(Records from a data collection)

□ □ □

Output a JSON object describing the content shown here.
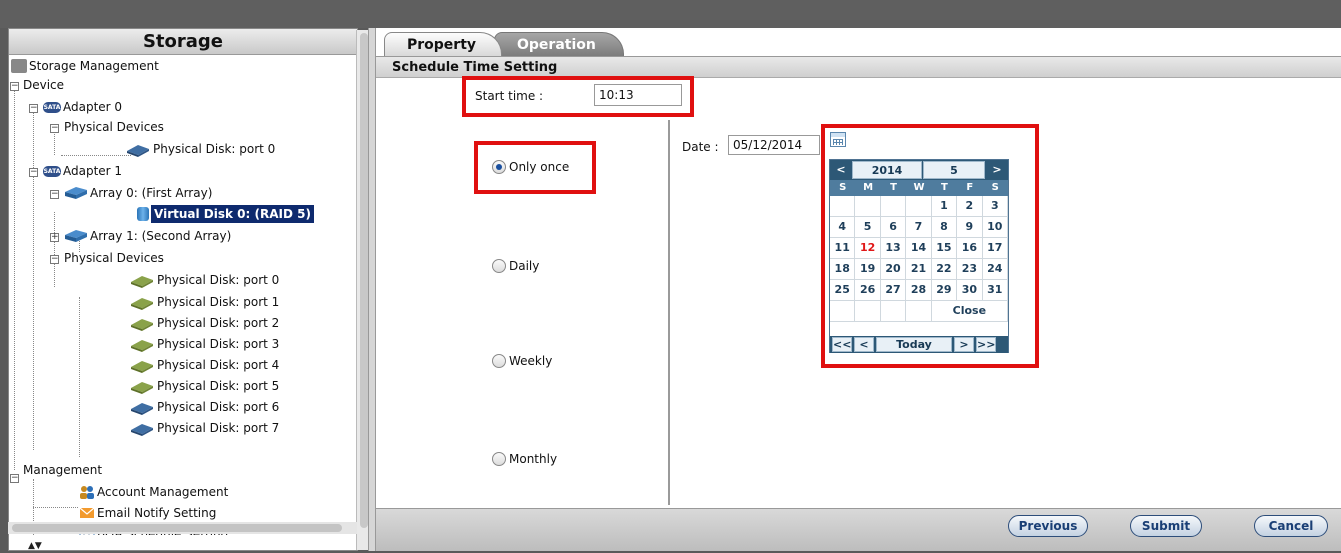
{
  "left_panel": {
    "title": "Storage",
    "tree": {
      "storage_management": "Storage Management",
      "device": "Device",
      "adapter0": "Adapter 0",
      "adapter_badge": "SATA",
      "a0_physical_devices": "Physical Devices",
      "a0_disk_port0": "Physical Disk: port 0",
      "adapter1": "Adapter 1",
      "array0": "Array 0: (First Array)",
      "virtual_disk0": "Virtual Disk 0: (RAID 5)",
      "array1": "Array 1: (Second Array)",
      "a1_physical_devices": "Physical Devices",
      "a1_disks": [
        "Physical Disk: port 0",
        "Physical Disk: port 1",
        "Physical Disk: port 2",
        "Physical Disk: port 3",
        "Physical Disk: port 4",
        "Physical Disk: port 5",
        "Physical Disk: port 6",
        "Physical Disk: port 7"
      ],
      "management": "Management",
      "account_management": "Account Management",
      "email_notify": "Email Notify Setting",
      "bga_schedule": "BGA Schedule Setting"
    }
  },
  "tabs": {
    "property": "Property",
    "operation": "Operation"
  },
  "section_title": "Schedule Time Setting",
  "form": {
    "start_time_label": "Start time :",
    "start_time_value": "10:13",
    "date_label": "Date :",
    "date_value": "05/12/2014",
    "options": [
      "Only once",
      "Daily",
      "Weekly",
      "Monthly"
    ],
    "selected_option": "Only once"
  },
  "calendar": {
    "prev": "<",
    "next": ">",
    "year": "2014",
    "month": "5",
    "weekdays": [
      "S",
      "M",
      "T",
      "W",
      "T",
      "F",
      "S"
    ],
    "days": [
      "",
      "",
      "",
      "",
      "1",
      "2",
      "3",
      "4",
      "5",
      "6",
      "7",
      "8",
      "9",
      "10",
      "11",
      "12",
      "13",
      "14",
      "15",
      "16",
      "17",
      "18",
      "19",
      "20",
      "21",
      "22",
      "23",
      "24",
      "25",
      "26",
      "27",
      "28",
      "29",
      "30",
      "31"
    ],
    "today": "12",
    "close": "Close",
    "nav_prev_year": "<<",
    "nav_prev_month": "<",
    "today_btn": "Today",
    "nav_next_month": ">",
    "nav_next_year": ">>"
  },
  "buttons": {
    "previous": "Previous",
    "submit": "Submit",
    "cancel": "Cancel"
  },
  "colors": {
    "highlight_red": "#e01010",
    "selection_navy": "#0e2a6e",
    "calendar_header": "#2d5876",
    "today_red": "#e01818"
  }
}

□ □ □

- _Description of the task_:
All of the data above should be transcribed verbatim, with pictures omitted.

- _Response to this task_:
Output a JSON object describing the content shown here.
{
  "left_panel": {
    "title": "Storage",
    "tree": {
      "storage_management": "Storage Management",
      "device": "Device",
      "adapter0": "Adapter 0",
      "adapter_badge": "SATA",
      "a0_physical_devices": "Physical Devices",
      "a0_disk_port0": "Physical Disk: port 0",
      "adapter1": "Adapter 1",
      "array0": "Array 0: (First Array)",
      "virtual_disk0": "Virtual Disk 0: (RAID 5)",
      "array1": "Array 1: (Second Array)",
      "a1_physical_devices": "Physical Devices",
      "a1_disks": [
        "Physical Disk: port 0",
        "Physical Disk: port 1",
        "Physical Disk: port 2",
        "Physical Disk: port 3",
        "Physical Disk: port 4",
        "Physical Disk: port 5",
        "Physical Disk: port 6",
        "Physical Disk: port 7"
      ],
      "management": "Management",
      "account_management": "Account Management",
      "email_notify": "Email Notify Setting",
      "bga_schedule": "BGA Schedule Setting"
    }
  },
  "tabs": {
    "property": "Property",
    "operation": "Operation"
  },
  "section_title": "Schedule Time Setting",
  "form": {
    "start_time_label": "Start time :",
    "start_time_value": "10:13",
    "date_label": "Date :",
    "date_value": "05/12/2014",
    "options": [
      "Only once",
      "Daily",
      "Weekly",
      "Monthly"
    ],
    "selected_option": "Only once"
  },
  "calendar": {
    "prev": "<",
    "next": ">",
    "year": "2014",
    "month": "5",
    "weekdays": [
      "S",
      "M",
      "T",
      "W",
      "T",
      "F",
      "S"
    ],
    "days": [
      "",
      "",
      "",
      "",
      "1",
      "2",
      "3",
      "4",
      "5",
      "6",
      "7",
      "8",
      "9",
      "10",
      "11",
      "12",
      "13",
      "14",
      "15",
      "16",
      "17",
      "18",
      "19",
      "20",
      "21",
      "22",
      "23",
      "24",
      "25",
      "26",
      "27",
      "28",
      "29",
      "30",
      "31"
    ],
    "today": "12",
    "close": "Close",
    "nav_prev_year": "<<",
    "nav_prev_month": "<",
    "today_btn": "Today",
    "nav_next_month": ">",
    "nav_next_year": ">>"
  },
  "buttons": {
    "previous": "Previous",
    "submit": "Submit",
    "cancel": "Cancel"
  },
  "colors": {
    "highlight_red": "#e01010",
    "selection_navy": "#0e2a6e",
    "calendar_header": "#2d5876",
    "today_red": "#e01818"
  }
}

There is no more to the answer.